Given task: Images are excluded; otherwise, output every record exactly.

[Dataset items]
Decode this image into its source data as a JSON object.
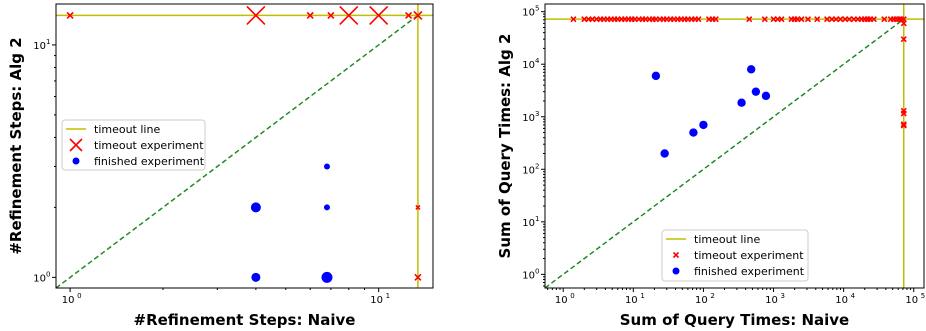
{
  "chart_data": [
    {
      "type": "scatter",
      "xlabel": "#Refinement Steps: Naive",
      "ylabel": "#Refinement Steps: Alg 2",
      "xscale": "log",
      "yscale": "log",
      "xlim": [
        0.9,
        15
      ],
      "ylim": [
        0.9,
        15
      ],
      "xticks": [
        {
          "value": 1,
          "label": "10",
          "exp": "0"
        },
        {
          "value": 10,
          "label": "10",
          "exp": "1"
        }
      ],
      "yticks": [
        {
          "value": 1,
          "label": "10",
          "exp": "0"
        },
        {
          "value": 10,
          "label": "10",
          "exp": "1"
        }
      ],
      "timeout": 13.4,
      "legend_position": "center-left",
      "legend": [
        {
          "kind": "line",
          "label": "timeout line"
        },
        {
          "kind": "x",
          "label": "timeout experiment"
        },
        {
          "kind": "dot",
          "label": "finished experiment"
        }
      ],
      "series": [
        {
          "name": "timeout experiment",
          "marker": "x",
          "color": "#ff0000",
          "points": [
            [
              1.0,
              13.4,
              3
            ],
            [
              4.0,
              13.4,
              9
            ],
            [
              6.0,
              13.4,
              3
            ],
            [
              7.0,
              13.4,
              3
            ],
            [
              8.0,
              13.4,
              9
            ],
            [
              10.0,
              13.4,
              9
            ],
            [
              12.5,
              13.4,
              3
            ],
            [
              13.4,
              13.4,
              4
            ],
            [
              13.4,
              2.0,
              2
            ],
            [
              13.4,
              1.0,
              3
            ]
          ]
        },
        {
          "name": "finished experiment",
          "marker": "dot",
          "color": "#0000ff",
          "points": [
            [
              4.0,
              2.0,
              5
            ],
            [
              4.0,
              1.0,
              4.5
            ],
            [
              6.8,
              3.0,
              3
            ],
            [
              6.8,
              2.0,
              3
            ],
            [
              6.8,
              1.0,
              5.5
            ]
          ]
        }
      ],
      "diagonal_color": "#228b22",
      "timeout_color": "#bfbf00"
    },
    {
      "type": "scatter",
      "xlabel": "Sum of Query Times: Naive",
      "ylabel": "Sum of Query Times: Alg 2",
      "xscale": "log",
      "yscale": "log",
      "xlim": [
        0.55,
        140000
      ],
      "ylim": [
        0.55,
        140000
      ],
      "xticks": [
        {
          "value": 1,
          "label": "10",
          "exp": "0"
        },
        {
          "value": 10,
          "label": "10",
          "exp": "1"
        },
        {
          "value": 100,
          "label": "10",
          "exp": "2"
        },
        {
          "value": 1000,
          "label": "10",
          "exp": "3"
        },
        {
          "value": 10000,
          "label": "10",
          "exp": "4"
        },
        {
          "value": 100000,
          "label": "10",
          "exp": "5"
        }
      ],
      "yticks": [
        {
          "value": 1,
          "label": "10",
          "exp": "0"
        },
        {
          "value": 10,
          "label": "10",
          "exp": "1"
        },
        {
          "value": 100,
          "label": "10",
          "exp": "2"
        },
        {
          "value": 1000,
          "label": "10",
          "exp": "3"
        },
        {
          "value": 10000,
          "label": "10",
          "exp": "4"
        },
        {
          "value": 100000,
          "label": "10",
          "exp": "5"
        }
      ],
      "timeout": 72000,
      "legend_position": "lower-center",
      "legend": [
        {
          "kind": "line",
          "label": "timeout line"
        },
        {
          "kind": "x",
          "label": "timeout experiment"
        },
        {
          "kind": "dot",
          "label": "finished experiment"
        }
      ],
      "series": [
        {
          "name": "timeout experiment",
          "marker": "x",
          "color": "#ff0000",
          "points": [
            [
              1.4,
              72000,
              2.5
            ],
            [
              2,
              72000,
              2.5
            ],
            [
              2.3,
              72000,
              2.5
            ],
            [
              2.6,
              72000,
              2.5
            ],
            [
              3,
              72000,
              2.5
            ],
            [
              3.4,
              72000,
              2.5
            ],
            [
              3.8,
              72000,
              2.5
            ],
            [
              4.3,
              72000,
              2.5
            ],
            [
              4.8,
              72000,
              2.5
            ],
            [
              5.4,
              72000,
              2.5
            ],
            [
              6,
              72000,
              2.5
            ],
            [
              6.8,
              72000,
              2.5
            ],
            [
              7.6,
              72000,
              2.5
            ],
            [
              8.5,
              72000,
              2.5
            ],
            [
              9.5,
              72000,
              2.5
            ],
            [
              10.5,
              72000,
              2.5
            ],
            [
              12,
              72000,
              2.5
            ],
            [
              13.5,
              72000,
              2.5
            ],
            [
              15,
              72000,
              2.5
            ],
            [
              17,
              72000,
              2.5
            ],
            [
              19,
              72000,
              2.5
            ],
            [
              21,
              72000,
              2.5
            ],
            [
              24,
              72000,
              2.5
            ],
            [
              27,
              72000,
              2.5
            ],
            [
              30,
              72000,
              2.5
            ],
            [
              34,
              72000,
              2.5
            ],
            [
              38,
              72000,
              2.5
            ],
            [
              43,
              72000,
              2.5
            ],
            [
              48,
              72000,
              2.5
            ],
            [
              54,
              72000,
              2.5
            ],
            [
              60,
              72000,
              2.5
            ],
            [
              68,
              72000,
              2.5
            ],
            [
              76,
              72000,
              2.5
            ],
            [
              85,
              72000,
              2.5
            ],
            [
              120,
              72000,
              2.5
            ],
            [
              135,
              72000,
              2.5
            ],
            [
              150,
              72000,
              2.5
            ],
            [
              450,
              72000,
              2.5
            ],
            [
              750,
              72000,
              2.5
            ],
            [
              1000,
              72000,
              2.5
            ],
            [
              1150,
              72000,
              2.5
            ],
            [
              1300,
              72000,
              2.5
            ],
            [
              1800,
              72000,
              2.5
            ],
            [
              2000,
              72000,
              2.5
            ],
            [
              2200,
              72000,
              2.5
            ],
            [
              2500,
              72000,
              2.5
            ],
            [
              3100,
              72000,
              2.5
            ],
            [
              4200,
              72000,
              2.5
            ],
            [
              5800,
              72000,
              2.5
            ],
            [
              6800,
              72000,
              2.5
            ],
            [
              7800,
              72000,
              2.5
            ],
            [
              9000,
              72000,
              2.5
            ],
            [
              10500,
              72000,
              2.5
            ],
            [
              12000,
              72000,
              2.5
            ],
            [
              14000,
              72000,
              2.5
            ],
            [
              16000,
              72000,
              2.5
            ],
            [
              18000,
              72000,
              2.5
            ],
            [
              20000,
              72000,
              2.5
            ],
            [
              22000,
              72000,
              2.5
            ],
            [
              24000,
              72000,
              2.5
            ],
            [
              27000,
              72000,
              2.5
            ],
            [
              38000,
              72000,
              2.5
            ],
            [
              47000,
              72000,
              2.5
            ],
            [
              52000,
              72000,
              2.5
            ],
            [
              57000,
              72000,
              2.5
            ],
            [
              62000,
              72000,
              2.5
            ],
            [
              66000,
              72000,
              2.5
            ],
            [
              72000,
              72000,
              2.5
            ],
            [
              72000,
              60000,
              2.5
            ],
            [
              72000,
              30000,
              2.5
            ],
            [
              72000,
              1300,
              2.5
            ],
            [
              72000,
              1150,
              2.5
            ],
            [
              72000,
              720,
              2.5
            ],
            [
              72000,
              680,
              2.5
            ]
          ]
        },
        {
          "name": "finished experiment",
          "marker": "dot",
          "color": "#0000ff",
          "points": [
            [
              21,
              6000,
              4.2
            ],
            [
              28,
              200,
              4.2
            ],
            [
              72,
              500,
              4.2
            ],
            [
              100,
              700,
              4.2
            ],
            [
              350,
              1850,
              4.2
            ],
            [
              480,
              8000,
              4.2
            ],
            [
              560,
              3000,
              4.2
            ],
            [
              780,
              2500,
              4.2
            ]
          ]
        }
      ],
      "diagonal_color": "#228b22",
      "timeout_color": "#bfbf00"
    }
  ]
}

Solution:
Decode this image into its source data as a JSON object.
{
  "chart_data": [
    {
      "type": "scatter",
      "xlabel": "#Refinement Steps: Naive",
      "ylabel": "#Refinement Steps: Alg 2",
      "xscale": "log",
      "yscale": "log",
      "xlim": [
        0.9,
        15
      ],
      "ylim": [
        0.9,
        15
      ],
      "xticks": [
        {
          "value": 1,
          "label": "10",
          "exp": "0"
        },
        {
          "value": 10,
          "label": "10",
          "exp": "1"
        }
      ],
      "yticks": [
        {
          "value": 1,
          "label": "10",
          "exp": "0"
        },
        {
          "value": 10,
          "label": "10",
          "exp": "1"
        }
      ],
      "timeout": 13.4,
      "legend_position": "center-left",
      "legend": [
        {
          "kind": "line",
          "label": "timeout line"
        },
        {
          "kind": "x",
          "label": "timeout experiment"
        },
        {
          "kind": "dot",
          "label": "finished experiment"
        }
      ],
      "series": [
        {
          "name": "timeout experiment",
          "marker": "x",
          "color": "#ff0000",
          "points": [
            [
              1.0,
              13.4,
              3
            ],
            [
              4.0,
              13.4,
              9
            ],
            [
              6.0,
              13.4,
              3
            ],
            [
              7.0,
              13.4,
              3
            ],
            [
              8.0,
              13.4,
              9
            ],
            [
              10.0,
              13.4,
              9
            ],
            [
              12.5,
              13.4,
              3
            ],
            [
              13.4,
              13.4,
              4
            ],
            [
              13.4,
              2.0,
              2
            ],
            [
              13.4,
              1.0,
              3
            ]
          ]
        },
        {
          "name": "finished experiment",
          "marker": "dot",
          "color": "#0000ff",
          "points": [
            [
              4.0,
              2.0,
              5
            ],
            [
              4.0,
              1.0,
              4.5
            ],
            [
              6.8,
              3.0,
              3
            ],
            [
              6.8,
              2.0,
              3
            ],
            [
              6.8,
              1.0,
              5.5
            ]
          ]
        }
      ],
      "diagonal_color": "#228b22",
      "timeout_color": "#bfbf00"
    },
    {
      "type": "scatter",
      "xlabel": "Sum of Query Times: Naive",
      "ylabel": "Sum of Query Times: Alg 2",
      "xscale": "log",
      "yscale": "log",
      "xlim": [
        0.55,
        140000
      ],
      "ylim": [
        0.55,
        140000
      ],
      "xticks": [
        {
          "value": 1,
          "label": "10",
          "exp": "0"
        },
        {
          "value": 10,
          "label": "10",
          "exp": "1"
        },
        {
          "value": 100,
          "label": "10",
          "exp": "2"
        },
        {
          "value": 1000,
          "label": "10",
          "exp": "3"
        },
        {
          "value": 10000,
          "label": "10",
          "exp": "4"
        },
        {
          "value": 100000,
          "label": "10",
          "exp": "5"
        }
      ],
      "yticks": [
        {
          "value": 1,
          "label": "10",
          "exp": "0"
        },
        {
          "value": 10,
          "label": "10",
          "exp": "1"
        },
        {
          "value": 100,
          "label": "10",
          "exp": "2"
        },
        {
          "value": 1000,
          "label": "10",
          "exp": "3"
        },
        {
          "value": 10000,
          "label": "10",
          "exp": "4"
        },
        {
          "value": 100000,
          "label": "10",
          "exp": "5"
        }
      ],
      "timeout": 72000,
      "legend_position": "lower-center",
      "legend": [
        {
          "kind": "line",
          "label": "timeout line"
        },
        {
          "kind": "x",
          "label": "timeout experiment"
        },
        {
          "kind": "dot",
          "label": "finished experiment"
        }
      ],
      "series": [
        {
          "name": "timeout experiment",
          "marker": "x",
          "color": "#ff0000",
          "points": [
            [
              1.4,
              72000,
              2.5
            ],
            [
              2,
              72000,
              2.5
            ],
            [
              2.3,
              72000,
              2.5
            ],
            [
              2.6,
              72000,
              2.5
            ],
            [
              3,
              72000,
              2.5
            ],
            [
              3.4,
              72000,
              2.5
            ],
            [
              3.8,
              72000,
              2.5
            ],
            [
              4.3,
              72000,
              2.5
            ],
            [
              4.8,
              72000,
              2.5
            ],
            [
              5.4,
              72000,
              2.5
            ],
            [
              6,
              72000,
              2.5
            ],
            [
              6.8,
              72000,
              2.5
            ],
            [
              7.6,
              72000,
              2.5
            ],
            [
              8.5,
              72000,
              2.5
            ],
            [
              9.5,
              72000,
              2.5
            ],
            [
              10.5,
              72000,
              2.5
            ],
            [
              12,
              72000,
              2.5
            ],
            [
              13.5,
              72000,
              2.5
            ],
            [
              15,
              72000,
              2.5
            ],
            [
              17,
              72000,
              2.5
            ],
            [
              19,
              72000,
              2.5
            ],
            [
              21,
              72000,
              2.5
            ],
            [
              24,
              72000,
              2.5
            ],
            [
              27,
              72000,
              2.5
            ],
            [
              30,
              72000,
              2.5
            ],
            [
              34,
              72000,
              2.5
            ],
            [
              38,
              72000,
              2.5
            ],
            [
              43,
              72000,
              2.5
            ],
            [
              48,
              72000,
              2.5
            ],
            [
              54,
              72000,
              2.5
            ],
            [
              60,
              72000,
              2.5
            ],
            [
              68,
              72000,
              2.5
            ],
            [
              76,
              72000,
              2.5
            ],
            [
              85,
              72000,
              2.5
            ],
            [
              120,
              72000,
              2.5
            ],
            [
              135,
              72000,
              2.5
            ],
            [
              150,
              72000,
              2.5
            ],
            [
              450,
              72000,
              2.5
            ],
            [
              750,
              72000,
              2.5
            ],
            [
              1000,
              72000,
              2.5
            ],
            [
              1150,
              72000,
              2.5
            ],
            [
              1300,
              72000,
              2.5
            ],
            [
              1800,
              72000,
              2.5
            ],
            [
              2000,
              72000,
              2.5
            ],
            [
              2200,
              72000,
              2.5
            ],
            [
              2500,
              72000,
              2.5
            ],
            [
              3100,
              72000,
              2.5
            ],
            [
              4200,
              72000,
              2.5
            ],
            [
              5800,
              72000,
              2.5
            ],
            [
              6800,
              72000,
              2.5
            ],
            [
              7800,
              72000,
              2.5
            ],
            [
              9000,
              72000,
              2.5
            ],
            [
              10500,
              72000,
              2.5
            ],
            [
              12000,
              72000,
              2.5
            ],
            [
              14000,
              72000,
              2.5
            ],
            [
              16000,
              72000,
              2.5
            ],
            [
              18000,
              72000,
              2.5
            ],
            [
              20000,
              72000,
              2.5
            ],
            [
              22000,
              72000,
              2.5
            ],
            [
              24000,
              72000,
              2.5
            ],
            [
              27000,
              72000,
              2.5
            ],
            [
              38000,
              72000,
              2.5
            ],
            [
              47000,
              72000,
              2.5
            ],
            [
              52000,
              72000,
              2.5
            ],
            [
              57000,
              72000,
              2.5
            ],
            [
              62000,
              72000,
              2.5
            ],
            [
              66000,
              72000,
              2.5
            ],
            [
              72000,
              72000,
              2.5
            ],
            [
              72000,
              60000,
              2.5
            ],
            [
              72000,
              30000,
              2.5
            ],
            [
              72000,
              1300,
              2.5
            ],
            [
              72000,
              1150,
              2.5
            ],
            [
              72000,
              720,
              2.5
            ],
            [
              72000,
              680,
              2.5
            ]
          ]
        },
        {
          "name": "finished experiment",
          "marker": "dot",
          "color": "#0000ff",
          "points": [
            [
              21,
              6000,
              4.2
            ],
            [
              28,
              200,
              4.2
            ],
            [
              72,
              500,
              4.2
            ],
            [
              100,
              700,
              4.2
            ],
            [
              350,
              1850,
              4.2
            ],
            [
              480,
              8000,
              4.2
            ],
            [
              560,
              3000,
              4.2
            ],
            [
              780,
              2500,
              4.2
            ]
          ]
        }
      ],
      "diagonal_color": "#228b22",
      "timeout_color": "#bfbf00"
    }
  ]
}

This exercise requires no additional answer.